* _Written task_: Transcribe the entries that follow, word for word.

* _Data supplied_:
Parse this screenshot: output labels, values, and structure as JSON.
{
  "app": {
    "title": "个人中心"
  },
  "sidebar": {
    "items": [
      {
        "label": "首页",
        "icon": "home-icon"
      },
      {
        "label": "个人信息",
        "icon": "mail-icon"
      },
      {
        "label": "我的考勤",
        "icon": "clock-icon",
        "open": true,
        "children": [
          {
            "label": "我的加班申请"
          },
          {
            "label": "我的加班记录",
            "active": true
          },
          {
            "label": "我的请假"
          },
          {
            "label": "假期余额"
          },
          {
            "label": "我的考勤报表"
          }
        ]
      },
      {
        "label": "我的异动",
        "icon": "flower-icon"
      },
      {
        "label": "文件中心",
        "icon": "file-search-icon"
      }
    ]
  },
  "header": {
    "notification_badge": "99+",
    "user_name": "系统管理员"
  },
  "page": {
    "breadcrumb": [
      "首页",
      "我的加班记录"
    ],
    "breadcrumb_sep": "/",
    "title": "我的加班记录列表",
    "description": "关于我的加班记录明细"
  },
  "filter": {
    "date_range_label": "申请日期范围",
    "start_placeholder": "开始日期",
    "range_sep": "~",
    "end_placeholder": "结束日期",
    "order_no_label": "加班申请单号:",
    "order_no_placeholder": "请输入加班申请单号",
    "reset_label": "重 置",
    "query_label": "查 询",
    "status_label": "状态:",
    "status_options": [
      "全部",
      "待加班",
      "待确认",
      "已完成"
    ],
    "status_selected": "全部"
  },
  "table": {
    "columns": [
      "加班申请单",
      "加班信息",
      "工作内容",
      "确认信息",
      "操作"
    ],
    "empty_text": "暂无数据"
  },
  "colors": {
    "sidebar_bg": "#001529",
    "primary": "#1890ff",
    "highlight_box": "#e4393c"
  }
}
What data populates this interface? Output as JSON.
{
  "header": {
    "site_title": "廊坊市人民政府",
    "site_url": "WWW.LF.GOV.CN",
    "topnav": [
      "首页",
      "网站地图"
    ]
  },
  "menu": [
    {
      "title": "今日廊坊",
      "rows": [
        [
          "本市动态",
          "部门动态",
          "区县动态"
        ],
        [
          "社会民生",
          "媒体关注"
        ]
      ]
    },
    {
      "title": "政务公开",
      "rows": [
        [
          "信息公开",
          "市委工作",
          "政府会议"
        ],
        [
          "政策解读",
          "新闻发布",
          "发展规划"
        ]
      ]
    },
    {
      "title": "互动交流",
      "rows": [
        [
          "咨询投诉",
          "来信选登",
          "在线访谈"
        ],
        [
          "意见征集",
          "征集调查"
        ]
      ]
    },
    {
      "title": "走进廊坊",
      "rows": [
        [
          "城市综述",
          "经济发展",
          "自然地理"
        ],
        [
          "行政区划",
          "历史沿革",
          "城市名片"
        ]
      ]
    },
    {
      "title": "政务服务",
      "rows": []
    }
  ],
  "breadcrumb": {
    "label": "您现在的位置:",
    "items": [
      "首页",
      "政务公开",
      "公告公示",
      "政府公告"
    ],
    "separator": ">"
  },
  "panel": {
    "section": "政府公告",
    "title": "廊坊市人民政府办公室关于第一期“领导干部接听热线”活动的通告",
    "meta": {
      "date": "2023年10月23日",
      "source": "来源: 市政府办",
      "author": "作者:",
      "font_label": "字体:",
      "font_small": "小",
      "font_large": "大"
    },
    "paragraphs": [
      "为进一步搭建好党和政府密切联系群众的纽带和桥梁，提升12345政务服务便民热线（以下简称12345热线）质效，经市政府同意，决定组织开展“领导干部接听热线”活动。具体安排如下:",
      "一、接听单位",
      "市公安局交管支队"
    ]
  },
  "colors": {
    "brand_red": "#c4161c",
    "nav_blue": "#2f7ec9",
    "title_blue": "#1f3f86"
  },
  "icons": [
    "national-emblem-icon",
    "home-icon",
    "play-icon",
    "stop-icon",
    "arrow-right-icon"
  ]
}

* _Output for this task_:
Parse this screenshot: output labels, values, and structure as JSON.
{
  "app": {
    "title": "个人中心"
  },
  "sidebar": {
    "items": [
      {
        "label": "首页",
        "icon": "home-icon"
      },
      {
        "label": "个人信息",
        "icon": "mail-icon"
      },
      {
        "label": "我的考勤",
        "icon": "clock-icon",
        "open": true,
        "children": [
          {
            "label": "我的加班申请"
          },
          {
            "label": "我的加班记录",
            "active": true
          },
          {
            "label": "我的请假"
          },
          {
            "label": "假期余额"
          },
          {
            "label": "我的考勤报表"
          }
        ]
      },
      {
        "label": "我的异动",
        "icon": "flower-icon"
      },
      {
        "label": "文件中心",
        "icon": "file-search-icon"
      }
    ]
  },
  "header": {
    "notification_badge": "99+",
    "user_name": "系统管理员"
  },
  "page": {
    "breadcrumb": [
      "首页",
      "我的加班记录"
    ],
    "breadcrumb_sep": "/",
    "title": "我的加班记录列表",
    "description": "关于我的加班记录明细"
  },
  "filter": {
    "date_range_label": "申请日期范围",
    "start_placeholder": "开始日期",
    "range_sep": "~",
    "end_placeholder": "结束日期",
    "order_no_label": "加班申请单号:",
    "order_no_placeholder": "请输入加班申请单号",
    "reset_label": "重 置",
    "query_label": "查 询",
    "status_label": "状态:",
    "status_options": [
      "全部",
      "待加班",
      "待确认",
      "已完成"
    ],
    "status_selected": "全部"
  },
  "table": {
    "columns": [
      "加班申请单",
      "加班信息",
      "工作内容",
      "确认信息",
      "操作"
    ],
    "empty_text": "暂无数据"
  },
  "colors": {
    "sidebar_bg": "#001529",
    "primary": "#1890ff",
    "highlight_box": "#e4393c"
  }
}
What data populates this interface? Output as JSON.
{
  "header": {
    "site_title": "廊坊市人民政府",
    "site_url": "WWW.LF.GOV.CN",
    "topnav": [
      "首页",
      "网站地图"
    ]
  },
  "menu": [
    {
      "title": "今日廊坊",
      "rows": [
        [
          "本市动态",
          "部门动态",
          "区县动态"
        ],
        [
          "社会民生",
          "媒体关注"
        ]
      ]
    },
    {
      "title": "政务公开",
      "rows": [
        [
          "信息公开",
          "市委工作",
          "政府会议"
        ],
        [
          "政策解读",
          "新闻发布",
          "发展规划"
        ]
      ]
    },
    {
      "title": "互动交流",
      "rows": [
        [
          "咨询投诉",
          "来信选登",
          "在线访谈"
        ],
        [
          "意见征集",
          "征集调查"
        ]
      ]
    },
    {
      "title": "走进廊坊",
      "rows": [
        [
          "城市综述",
          "经济发展",
          "自然地理"
        ],
        [
          "行政区划",
          "历史沿革",
          "城市名片"
        ]
      ]
    },
    {
      "title": "政务服务",
      "rows": []
    }
  ],
  "breadcrumb": {
    "label": "您现在的位置:",
    "items": [
      "首页",
      "政务公开",
      "公告公示",
      "政府公告"
    ],
    "separator": ">"
  },
  "panel": {
    "section": "政府公告",
    "title": "廊坊市人民政府办公室关于第一期“领导干部接听热线”活动的通告",
    "meta": {
      "date": "2023年10月23日",
      "source": "来源: 市政府办",
      "author": "作者:",
      "font_label": "字体:",
      "font_small": "小",
      "font_large": "大"
    },
    "paragraphs": [
      "为进一步搭建好党和政府密切联系群众的纽带和桥梁，提升12345政务服务便民热线（以下简称12345热线）质效，经市政府同意，决定组织开展“领导干部接听热线”活动。具体安排如下:",
      "一、接听单位",
      "市公安局交管支队"
    ]
  },
  "colors": {
    "brand_red": "#c4161c",
    "nav_blue": "#2f7ec9",
    "title_blue": "#1f3f86"
  },
  "icons": [
    "national-emblem-icon",
    "home-icon",
    "play-icon",
    "stop-icon",
    "arrow-right-icon"
  ]
}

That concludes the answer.